- Dataset content
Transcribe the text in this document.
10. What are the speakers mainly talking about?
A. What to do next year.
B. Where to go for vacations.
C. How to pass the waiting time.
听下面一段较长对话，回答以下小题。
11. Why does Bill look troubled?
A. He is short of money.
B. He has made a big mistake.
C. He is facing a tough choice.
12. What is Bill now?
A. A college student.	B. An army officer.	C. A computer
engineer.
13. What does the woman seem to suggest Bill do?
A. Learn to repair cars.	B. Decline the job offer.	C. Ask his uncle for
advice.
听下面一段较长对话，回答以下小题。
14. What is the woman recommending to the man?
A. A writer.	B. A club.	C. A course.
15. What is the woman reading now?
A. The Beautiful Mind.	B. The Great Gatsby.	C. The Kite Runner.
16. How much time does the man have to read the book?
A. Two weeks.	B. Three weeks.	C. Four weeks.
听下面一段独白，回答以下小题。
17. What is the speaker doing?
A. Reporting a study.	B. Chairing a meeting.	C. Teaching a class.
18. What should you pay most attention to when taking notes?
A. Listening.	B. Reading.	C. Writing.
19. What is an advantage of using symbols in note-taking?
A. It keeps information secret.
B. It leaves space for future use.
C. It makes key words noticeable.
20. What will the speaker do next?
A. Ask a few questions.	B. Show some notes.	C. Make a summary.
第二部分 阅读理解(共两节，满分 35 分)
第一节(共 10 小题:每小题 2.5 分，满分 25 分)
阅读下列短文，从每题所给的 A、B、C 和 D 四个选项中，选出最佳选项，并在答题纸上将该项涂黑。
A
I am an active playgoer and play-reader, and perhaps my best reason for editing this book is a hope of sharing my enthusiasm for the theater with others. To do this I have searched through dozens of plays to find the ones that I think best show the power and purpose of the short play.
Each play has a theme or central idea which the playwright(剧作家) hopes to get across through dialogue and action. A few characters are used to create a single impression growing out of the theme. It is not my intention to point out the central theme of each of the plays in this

- Aim
Restate the records, all of them, precisely as written.

- Solution
Transcribe the text in this document.
10. What are the speakers mainly talking about?
A. What to do next year.
B. Where to go for vacations.
C. How to pass the waiting time.
听下面一段较长对话，回答以下小题。
11. Why does Bill look troubled?
A. He is short of money.
B. He has made a big mistake.
C. He is facing a tough choice.
12. What is Bill now?
A. A college student.	B. An army officer.	C. A computer
engineer.
13. What does the woman seem to suggest Bill do?
A. Learn to repair cars.	B. Decline the job offer.	C. Ask his uncle for
advice.
听下面一段较长对话，回答以下小题。
14. What is the woman recommending to the man?
A. A writer.	B. A club.	C. A course.
15. What is the woman reading now?
A. The Beautiful Mind.	B. The Great Gatsby.	C. The Kite Runner.
16. How much time does the man have to read the book?
A. Two weeks.	B. Three weeks.	C. Four weeks.
听下面一段独白，回答以下小题。
17. What is the speaker doing?
A. Reporting a study.	B. Chairing a meeting.	C. Teaching a class.
18. What should you pay most attention to when taking notes?
A. Listening.	B. Reading.	C. Writing.
19. What is an advantage of using symbols in note-taking?
A. It keeps information secret.
B. It leaves space for future use.
C. It makes key words noticeable.
20. What will the speaker do next?
A. Ask a few questions.	B. Show some notes.	C. Make a summary.
第二部分 阅读理解(共两节，满分 35 分)
第一节(共 10 小题:每小题 2.5 分，满分 25 分)
阅读下列短文，从每题所给的 A、B、C 和 D 四个选项中，选出最佳选项，并在答题纸上将该项涂黑。
A
I am an active playgoer and play-reader, and perhaps my best reason for editing this book is a hope of sharing my enthusiasm for the theater with others. To do this I have searched through dozens of plays to find the ones that I think best show the power and purpose of the short play.
Each play has a theme or central idea which the playwright(剧作家) hopes to get across through dialogue and action. A few characters are used to create a single impression growing out of the theme. It is not my intention to point out the central theme of each of the plays in this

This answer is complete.